┌────────
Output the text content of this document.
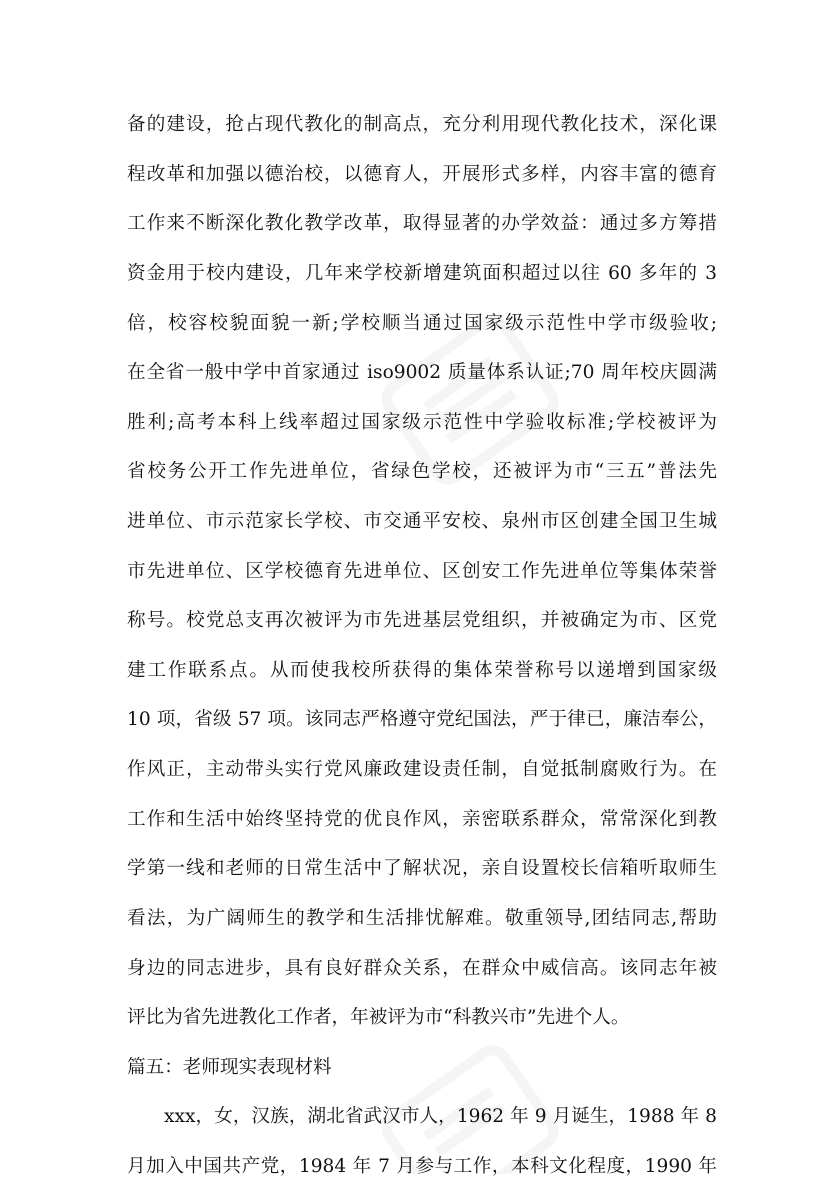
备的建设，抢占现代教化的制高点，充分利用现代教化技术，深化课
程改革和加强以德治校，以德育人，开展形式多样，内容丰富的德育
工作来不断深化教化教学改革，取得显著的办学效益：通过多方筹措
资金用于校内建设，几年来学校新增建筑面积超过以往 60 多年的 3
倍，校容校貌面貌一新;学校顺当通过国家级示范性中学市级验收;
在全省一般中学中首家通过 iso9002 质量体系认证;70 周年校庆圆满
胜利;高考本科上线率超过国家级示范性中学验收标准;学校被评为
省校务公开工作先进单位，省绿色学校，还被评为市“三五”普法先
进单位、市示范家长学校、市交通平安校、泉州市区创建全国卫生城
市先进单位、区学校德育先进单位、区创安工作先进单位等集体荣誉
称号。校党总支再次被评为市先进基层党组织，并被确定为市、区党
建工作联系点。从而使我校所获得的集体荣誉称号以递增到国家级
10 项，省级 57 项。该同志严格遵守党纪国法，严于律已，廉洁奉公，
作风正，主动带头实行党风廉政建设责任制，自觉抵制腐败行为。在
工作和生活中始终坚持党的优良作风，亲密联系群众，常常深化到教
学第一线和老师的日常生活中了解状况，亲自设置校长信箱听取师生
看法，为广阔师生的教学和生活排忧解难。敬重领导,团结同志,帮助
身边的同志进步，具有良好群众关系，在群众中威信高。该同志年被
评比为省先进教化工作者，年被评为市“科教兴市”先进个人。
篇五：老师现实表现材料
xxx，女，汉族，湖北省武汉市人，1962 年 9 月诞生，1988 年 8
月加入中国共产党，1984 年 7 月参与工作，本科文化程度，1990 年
└────────
*Problem to work on*: Do not include images; quote all of the entries above exactly.

*Problem solution*:
Output the text content of this document.
备的建设，抢占现代教化的制高点，充分利用现代教化技术，深化课
程改革和加强以德治校，以德育人，开展形式多样，内容丰富的德育
工作来不断深化教化教学改革，取得显著的办学效益：通过多方筹措
资金用于校内建设，几年来学校新增建筑面积超过以往 60 多年的 3
倍，校容校貌面貌一新;学校顺当通过国家级示范性中学市级验收;
在全省一般中学中首家通过 iso9002 质量体系认证;70 周年校庆圆满
胜利;高考本科上线率超过国家级示范性中学验收标准;学校被评为
省校务公开工作先进单位，省绿色学校，还被评为市“三五”普法先
进单位、市示范家长学校、市交通平安校、泉州市区创建全国卫生城
市先进单位、区学校德育先进单位、区创安工作先进单位等集体荣誉
称号。校党总支再次被评为市先进基层党组织，并被确定为市、区党
建工作联系点。从而使我校所获得的集体荣誉称号以递增到国家级
10 项，省级 57 项。该同志严格遵守党纪国法，严于律已，廉洁奉公，
作风正，主动带头实行党风廉政建设责任制，自觉抵制腐败行为。在
工作和生活中始终坚持党的优良作风，亲密联系群众，常常深化到教
学第一线和老师的日常生活中了解状况，亲自设置校长信箱听取师生
看法，为广阔师生的教学和生活排忧解难。敬重领导,团结同志,帮助
身边的同志进步，具有良好群众关系，在群众中威信高。该同志年被
评比为省先进教化工作者，年被评为市“科教兴市”先进个人。
篇五：老师现实表现材料
xxx，女，汉族，湖北省武汉市人，1962 年 9 月诞生，1988 年 8
月加入中国共产党，1984 年 7 月参与工作，本科文化程度，1990 年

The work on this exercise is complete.